==== DATA PROVIDED
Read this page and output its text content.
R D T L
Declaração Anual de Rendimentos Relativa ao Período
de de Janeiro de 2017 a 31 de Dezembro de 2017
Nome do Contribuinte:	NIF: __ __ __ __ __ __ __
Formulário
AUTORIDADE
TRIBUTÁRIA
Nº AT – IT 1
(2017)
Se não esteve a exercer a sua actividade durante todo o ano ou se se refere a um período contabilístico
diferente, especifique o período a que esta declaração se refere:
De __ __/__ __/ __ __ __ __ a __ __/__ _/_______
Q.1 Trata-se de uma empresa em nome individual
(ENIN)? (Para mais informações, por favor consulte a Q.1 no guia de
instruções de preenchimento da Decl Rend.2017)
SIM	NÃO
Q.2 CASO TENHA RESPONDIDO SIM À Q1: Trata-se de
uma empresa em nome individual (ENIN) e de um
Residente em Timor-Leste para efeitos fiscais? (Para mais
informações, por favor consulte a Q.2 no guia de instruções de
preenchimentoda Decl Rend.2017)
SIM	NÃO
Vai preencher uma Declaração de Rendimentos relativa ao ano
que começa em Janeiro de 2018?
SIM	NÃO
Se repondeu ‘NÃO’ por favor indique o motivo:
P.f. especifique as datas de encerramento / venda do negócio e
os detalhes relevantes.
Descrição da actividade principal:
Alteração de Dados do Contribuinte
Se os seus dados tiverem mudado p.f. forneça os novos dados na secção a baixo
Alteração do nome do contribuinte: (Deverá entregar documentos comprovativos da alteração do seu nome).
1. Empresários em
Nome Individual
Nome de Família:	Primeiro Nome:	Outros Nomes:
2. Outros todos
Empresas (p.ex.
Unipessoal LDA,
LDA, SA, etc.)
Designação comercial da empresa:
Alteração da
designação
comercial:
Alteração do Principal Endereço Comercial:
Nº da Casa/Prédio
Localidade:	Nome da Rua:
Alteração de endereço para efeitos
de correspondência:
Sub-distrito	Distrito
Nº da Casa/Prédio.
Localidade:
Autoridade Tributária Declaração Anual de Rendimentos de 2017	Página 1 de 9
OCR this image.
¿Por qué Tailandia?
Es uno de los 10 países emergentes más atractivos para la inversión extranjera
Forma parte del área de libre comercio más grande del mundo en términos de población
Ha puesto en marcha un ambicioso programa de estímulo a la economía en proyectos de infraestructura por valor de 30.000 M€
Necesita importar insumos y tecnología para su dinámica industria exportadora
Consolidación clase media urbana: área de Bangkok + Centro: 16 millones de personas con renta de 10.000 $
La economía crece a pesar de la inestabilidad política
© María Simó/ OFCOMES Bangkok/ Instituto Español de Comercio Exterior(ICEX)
========
| WORK INSTRUCTIONS |
Output all of the material exactly as written.

| FINISHED TASK |
Read this page and output its text content.
R D T L
Declaração Anual de Rendimentos Relativa ao Período
de de Janeiro de 2017 a 31 de Dezembro de 2017
Nome do Contribuinte:	NIF: __ __ __ __ __ __ __
Formulário
AUTORIDADE
TRIBUTÁRIA
Nº AT – IT 1
(2017)
Se não esteve a exercer a sua actividade durante todo o ano ou se se refere a um período contabilístico
diferente, especifique o período a que esta declaração se refere:
De __ __/__ __/ __ __ __ __ a __ __/__ _/_______
Q.1 Trata-se de uma empresa em nome individual
(ENIN)? (Para mais informações, por favor consulte a Q.1 no guia de
instruções de preenchimento da Decl Rend.2017)
SIM	NÃO
Q.2 CASO TENHA RESPONDIDO SIM À Q1: Trata-se de
uma empresa em nome individual (ENIN) e de um
Residente em Timor-Leste para efeitos fiscais? (Para mais
informações, por favor consulte a Q.2 no guia de instruções de
preenchimentoda Decl Rend.2017)
SIM	NÃO
Vai preencher uma Declaração de Rendimentos relativa ao ano
que começa em Janeiro de 2018?
SIM	NÃO
Se repondeu ‘NÃO’ por favor indique o motivo:
P.f. especifique as datas de encerramento / venda do negócio e
os detalhes relevantes.
Descrição da actividade principal:
Alteração de Dados do Contribuinte
Se os seus dados tiverem mudado p.f. forneça os novos dados na secção a baixo
Alteração do nome do contribuinte: (Deverá entregar documentos comprovativos da alteração do seu nome).
1. Empresários em
Nome Individual
Nome de Família:	Primeiro Nome:	Outros Nomes:
2. Outros todos
Empresas (p.ex.
Unipessoal LDA,
LDA, SA, etc.)
Designação comercial da empresa:
Alteração da
designação
comercial:
Alteração do Principal Endereço Comercial:
Nº da Casa/Prédio
Localidade:	Nome da Rua:
Alteração de endereço para efeitos
de correspondência:
Sub-distrito	Distrito
Nº da Casa/Prédio.
Localidade:
Autoridade Tributária Declaração Anual de Rendimentos de 2017	Página 1 de 9
OCR this image.
¿Por qué Tailandia?
Es uno de los 10 países emergentes más atractivos para la inversión extranjera
Forma parte del área de libre comercio más grande del mundo en términos de población
Ha puesto en marcha un ambicioso programa de estímulo a la economía en proyectos de infraestructura por valor de 30.000 M€
Necesita importar insumos y tecnología para su dinámica industria exportadora
Consolidación clase media urbana: área de Bangkok + Centro: 16 millones de personas con renta de 10.000 $
La economía crece a pesar de la inestabilidad política
© María Simó/ OFCOMES Bangkok/ Instituto Español de Comercio Exterior(ICEX)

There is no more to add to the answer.